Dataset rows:

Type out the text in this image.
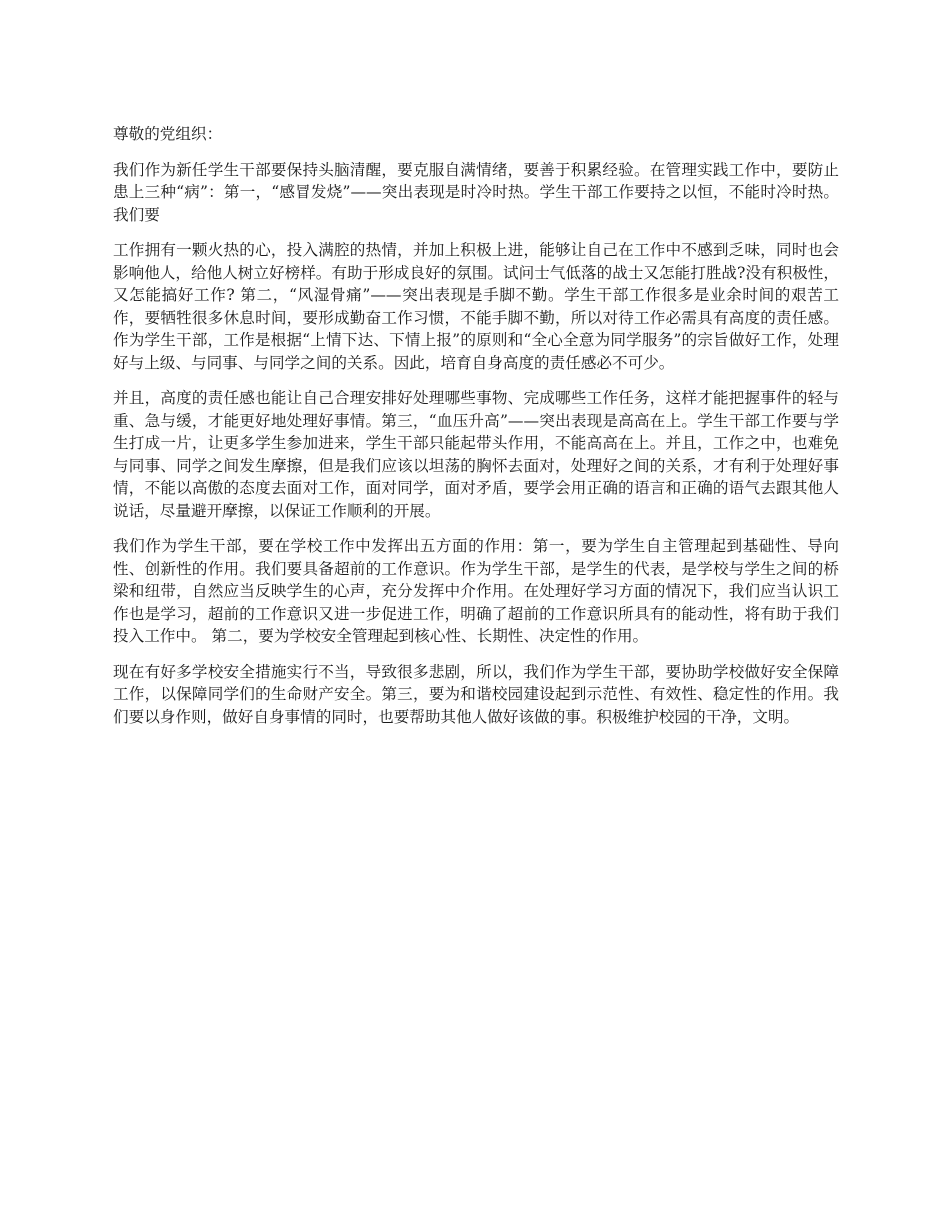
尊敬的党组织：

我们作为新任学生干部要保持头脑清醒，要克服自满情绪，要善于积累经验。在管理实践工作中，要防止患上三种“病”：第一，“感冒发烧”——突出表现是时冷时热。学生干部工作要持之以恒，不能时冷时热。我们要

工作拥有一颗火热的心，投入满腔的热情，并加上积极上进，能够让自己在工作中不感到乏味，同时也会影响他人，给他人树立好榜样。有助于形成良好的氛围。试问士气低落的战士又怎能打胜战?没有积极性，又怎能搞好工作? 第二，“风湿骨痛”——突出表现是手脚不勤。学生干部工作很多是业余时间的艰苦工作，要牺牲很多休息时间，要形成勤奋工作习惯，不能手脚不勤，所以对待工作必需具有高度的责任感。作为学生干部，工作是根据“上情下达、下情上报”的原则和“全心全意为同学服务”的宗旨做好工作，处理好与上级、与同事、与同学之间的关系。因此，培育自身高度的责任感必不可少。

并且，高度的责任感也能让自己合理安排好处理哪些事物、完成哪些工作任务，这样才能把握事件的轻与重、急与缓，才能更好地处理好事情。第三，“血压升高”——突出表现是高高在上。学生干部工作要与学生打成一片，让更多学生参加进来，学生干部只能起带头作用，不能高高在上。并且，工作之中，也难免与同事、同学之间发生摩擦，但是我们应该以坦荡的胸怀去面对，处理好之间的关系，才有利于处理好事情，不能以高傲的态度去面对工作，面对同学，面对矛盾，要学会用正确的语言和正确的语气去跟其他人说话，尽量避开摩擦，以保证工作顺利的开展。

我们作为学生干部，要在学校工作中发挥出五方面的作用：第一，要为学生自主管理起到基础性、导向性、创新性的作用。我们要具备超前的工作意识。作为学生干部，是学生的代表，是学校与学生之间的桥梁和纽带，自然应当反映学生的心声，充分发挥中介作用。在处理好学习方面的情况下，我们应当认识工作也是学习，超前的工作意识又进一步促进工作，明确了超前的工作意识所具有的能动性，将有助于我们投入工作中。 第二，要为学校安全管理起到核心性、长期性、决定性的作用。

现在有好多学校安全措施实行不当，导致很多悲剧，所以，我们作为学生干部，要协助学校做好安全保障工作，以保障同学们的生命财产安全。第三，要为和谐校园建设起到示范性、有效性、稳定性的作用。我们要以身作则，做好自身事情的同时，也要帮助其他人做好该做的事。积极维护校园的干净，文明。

__Exercise requirements__.
Search the data for the word "我们作为学生干部" and copy each line where it appears.

__Final answer__.
我们作为学生干部，要在学校工作中发挥出五方面的作用：第一，要为学生自主管理起到基础性、导向性、创新性的作用。我们要具备超前的工作意识。作为学生干部，是学生的代表，是学校与学生之间的桥梁和纽带，自然应当反映学生的心声，充分发挥中介作用。在处理好学习方面的情况下，我们应当认识工作也是学习，超前的工作意识又进一步促进工作，明确了超前的工作意识所具有的能动性，将有助于我们投入工作中。 第二，要为学校安全管理起到核心性、长期性、决定性的作用。
现在有好多学校安全措施实行不当，导致很多悲剧，所以，我们作为学生干部，要协助学校做好安全保障工作，以保障同学们的生命财产安全。第三，要为和谐校园建设起到示范性、有效性、稳定性的作用。我们要以身作则，做好自身事情的同时，也要帮助其他人做好该做的事。积极维护校园的干净，文明。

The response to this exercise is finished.